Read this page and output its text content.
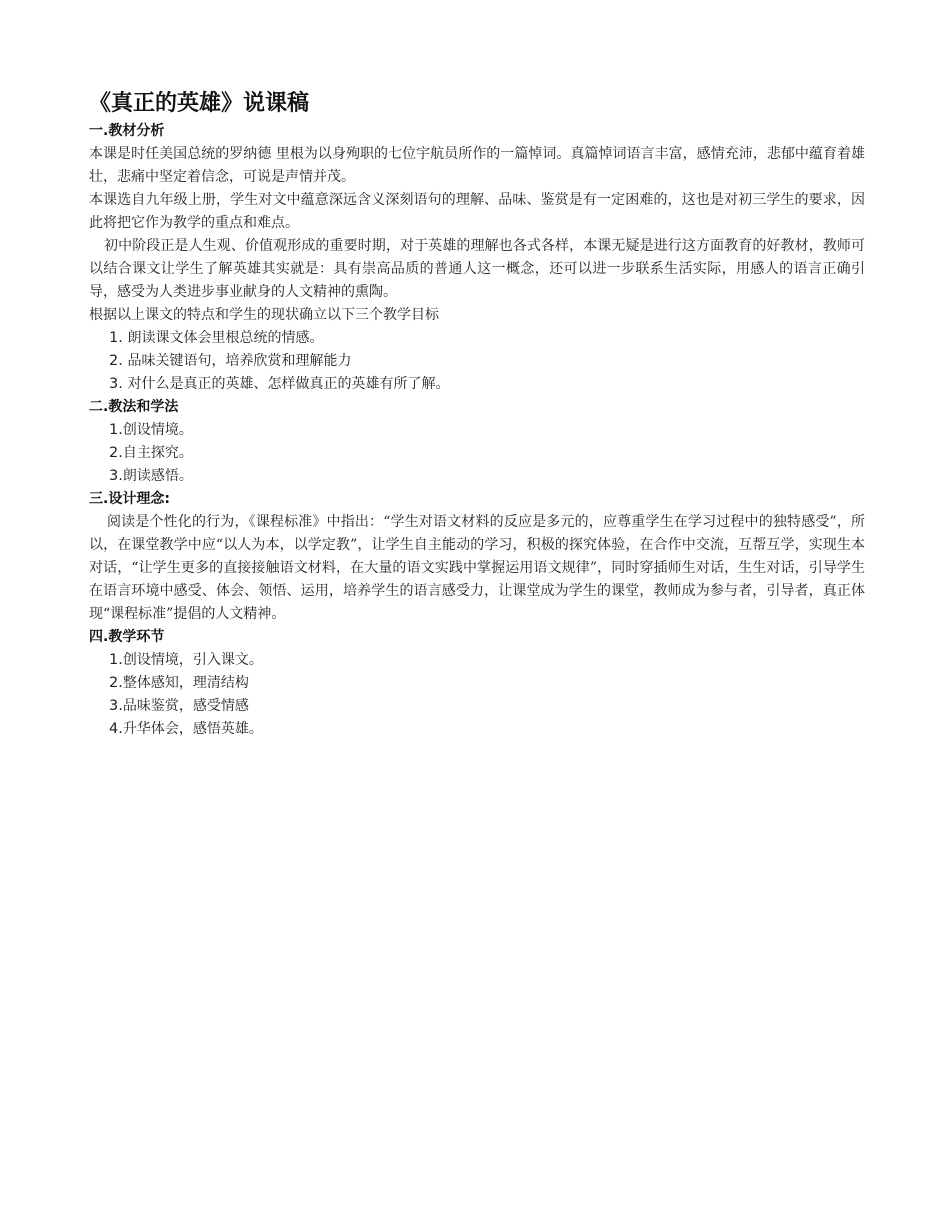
《真正的英雄》说课稿
一.教材分析

本课是时任美国总统的罗纳德 里根为以身殉职的七位宇航员所作的一篇悼词。真篇悼词语言丰富，感情充沛，悲郁中蕴育着雄壮，悲痛中坚定着信念，可说是声情并茂。

本课选自九年级上册，学生对文中蕴意深远含义深刻语句的理解、品味、鉴赏是有一定困难的，这也是对初三学生的要求，因此将把它作为教学的重点和难点。

初中阶段正是人生观、价值观形成的重要时期，对于英雄的理解也各式各样，本课无疑是进行这方面教育的好教材，教师可以结合课文让学生了解英雄其实就是：具有崇高品质的普通人这一概念，还可以进一步联系生活实际，用感人的语言正确引导，感受为人类进步事业献身的人文精神的熏陶。

根据以上课文的特点和学生的现状确立以下三个教学目标

1. 朗读课文体会里根总统的情感。
2. 品味关键语句，培养欣赏和理解能力
3. 对什么是真正的英雄、怎样做真正的英雄有所了解。
二.教法和学法
1.创设情境。
2.自主探究。
3.朗读感悟。
三.设计理念:

阅读是个性化的行为，《课程标准》中指出：“学生对语文材料的反应是多元的，应尊重学生在学习过程中的独特感受”，所以，在课堂教学中应“以人为本，以学定教”，让学生自主能动的学习，积极的探究体验，在合作中交流，互帮互学，实现生本对话，“让学生更多的直接接触语文材料，在大量的语文实践中掌握运用语文规律”，同时穿插师生对话，生生对话，引导学生在语言环境中感受、体会、领悟、运用，培养学生的语言感受力，让课堂成为学生的课堂，教师成为参与者，引导者，真正体现“课程标准”提倡的人文精神。

四.教学环节
1.创设情境，引入课文。
2.整体感知，理清结构
3.品味鉴赏，感受情感
4.升华体会，感悟英雄。
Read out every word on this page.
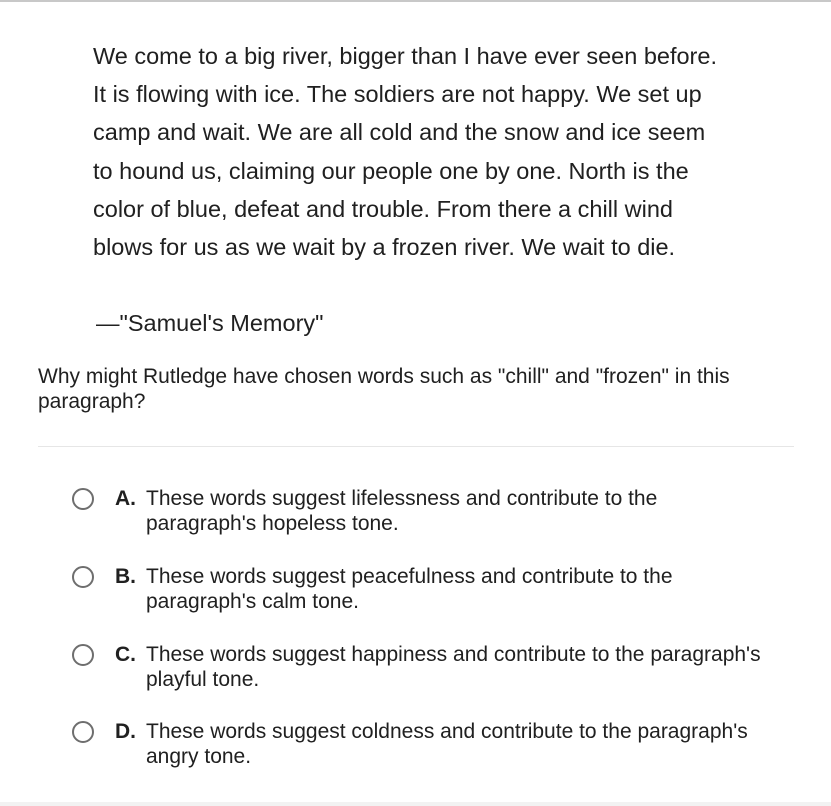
We come to a big river, bigger than I have ever seen before.
It is flowing with ice. The soldiers are not happy. We set up
camp and wait. We are all cold and the snow and ice seem
to hound us, claiming our people one by one. North is the
color of blue, defeat and trouble. From there a chill wind
blows for us as we wait by a frozen river. We wait to die.
—"Samuel's Memory"
Why might Rutledge have chosen words such as "chill" and "frozen" in this
paragraph?
A. These words suggest lifelessness and contribute to the
paragraph's hopeless tone.
B. These words suggest peacefulness and contribute to the
paragraph's calm tone.
C. These words suggest happiness and contribute to the paragraph's
playful tone.
D. These words suggest coldness and contribute to the paragraph's
angry tone.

> Set problem
Take the line containing "Read out every word on this page." through the last line of the material and retype exactly those lines, both ends included, with no pictures.

> Response below
Read out every word on this page.
We come to a big river, bigger than I have ever seen before.
It is flowing with ice. The soldiers are not happy. We set up
camp and wait. We are all cold and the snow and ice seem
to hound us, claiming our people one by one. North is the
color of blue, defeat and trouble. From there a chill wind
blows for us as we wait by a frozen river. We wait to die.
—"Samuel's Memory"
Why might Rutledge have chosen words such as "chill" and "frozen" in this
paragraph?
A. These words suggest lifelessness and contribute to the
paragraph's hopeless tone.
B. These words suggest peacefulness and contribute to the
paragraph's calm tone.
C. These words suggest happiness and contribute to the paragraph's
playful tone.
D. These words suggest coldness and contribute to the paragraph's
angry tone.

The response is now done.